(SELECTED PASSAGE Opens)

Accepted for/Published in: JMIR mHealth and uHealth
Date Submitted: Jun 17, 2020
Date Accepted: Oct 25, 2020
Smartphone-based Parkinson Disease Monitoring: Quantifying Hand Tremor Severity and Medication Effectiveness
ABSTRACT
Background:
Hand tremor typically has a negative impact on a person’s ability to complete many common daily activities. Past work has investigated how to quantify hand tremor with wearable and smartphone sensors mainly under controlled data collection conditions. Solutions for in-the-wild settings remain largely underexplored.
Objective:
Our objective is to monitor and assess hand tremor severity, and to better understand medication effectiveness in a naturalistic environment.
Methods:
Using the Welch method, we generate periodograms of accelerometer data and compute signal features to compare patients with varying degree of PD’s symptoms.

(SELECTED PASSAGE Closes)
(DATASET CONTENT Opens)

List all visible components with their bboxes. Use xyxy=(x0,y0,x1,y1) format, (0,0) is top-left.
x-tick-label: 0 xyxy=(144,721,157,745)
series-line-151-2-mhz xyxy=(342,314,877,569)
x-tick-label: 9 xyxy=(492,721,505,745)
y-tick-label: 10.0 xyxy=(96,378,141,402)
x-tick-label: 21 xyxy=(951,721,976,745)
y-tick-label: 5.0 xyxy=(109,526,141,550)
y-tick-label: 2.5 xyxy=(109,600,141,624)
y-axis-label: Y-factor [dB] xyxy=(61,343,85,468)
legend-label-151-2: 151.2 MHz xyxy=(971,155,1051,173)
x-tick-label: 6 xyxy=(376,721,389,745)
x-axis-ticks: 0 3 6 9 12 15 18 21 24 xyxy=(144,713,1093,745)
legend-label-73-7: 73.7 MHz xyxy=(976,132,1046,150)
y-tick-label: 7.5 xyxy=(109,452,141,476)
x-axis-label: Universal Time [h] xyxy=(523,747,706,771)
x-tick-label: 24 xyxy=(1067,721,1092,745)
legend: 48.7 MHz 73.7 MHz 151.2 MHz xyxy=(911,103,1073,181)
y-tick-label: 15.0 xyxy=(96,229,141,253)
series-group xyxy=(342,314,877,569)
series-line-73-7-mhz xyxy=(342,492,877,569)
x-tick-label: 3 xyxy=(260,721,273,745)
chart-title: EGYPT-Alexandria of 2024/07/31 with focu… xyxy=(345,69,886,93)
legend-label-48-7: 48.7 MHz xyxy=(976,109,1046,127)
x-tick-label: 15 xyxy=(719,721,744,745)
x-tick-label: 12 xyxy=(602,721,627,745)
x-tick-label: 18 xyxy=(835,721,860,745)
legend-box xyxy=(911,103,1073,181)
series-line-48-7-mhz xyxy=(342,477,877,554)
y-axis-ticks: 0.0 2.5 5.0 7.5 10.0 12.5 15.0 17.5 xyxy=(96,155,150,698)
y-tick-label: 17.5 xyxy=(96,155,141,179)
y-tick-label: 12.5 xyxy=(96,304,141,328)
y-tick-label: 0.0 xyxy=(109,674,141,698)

(DATASET CONTENT Closes)

PROBLEMS TO SOLVE.
1/ In the Parkinson disease monitoring abstract, what purpose does the Methods section give for computing signal features from the accelerometer periodograms?
2/ Write the next part of the Parkinson disease monitoring abstract, picking up after the Methods sentence about the Welch method.

RESULTS OF THE TASKS.
1/ The signal features are computed to compare patients with varying degrees of Parkinson disease symptoms. They come from periodograms of accelerometer data generated with the Welch method.

2/
Results:
We introduce and empirically evaluate the Tremor Intensity Parameter (TIP), an accelerometer-based metric to quantify hand tremor severity in Parkinson Disease using smartphones. We report a statistically significant correlation between TIP and self-assessed UPDRS II tremor scores (Kendall rank correlation test: z = 30.521, P= 2.2e-16, tau = 0.5367379, N=11). An analysis of the before and after medication intake conditions identified a significant difference among patients with different levels of rigidity and bradykinesia (Wilcoxon rank sum test, P<.05).
Conclusions:
Our work demonstrates the potential to use smartphones’ inertial sensors as a systematic symptom severity assessment mechanism for monitoring PD symptoms and assessing medication effectiveness remotely. Our smartphone-based monitoring app can be relevant also for other conditions where hand tremor is a prevalent symptom.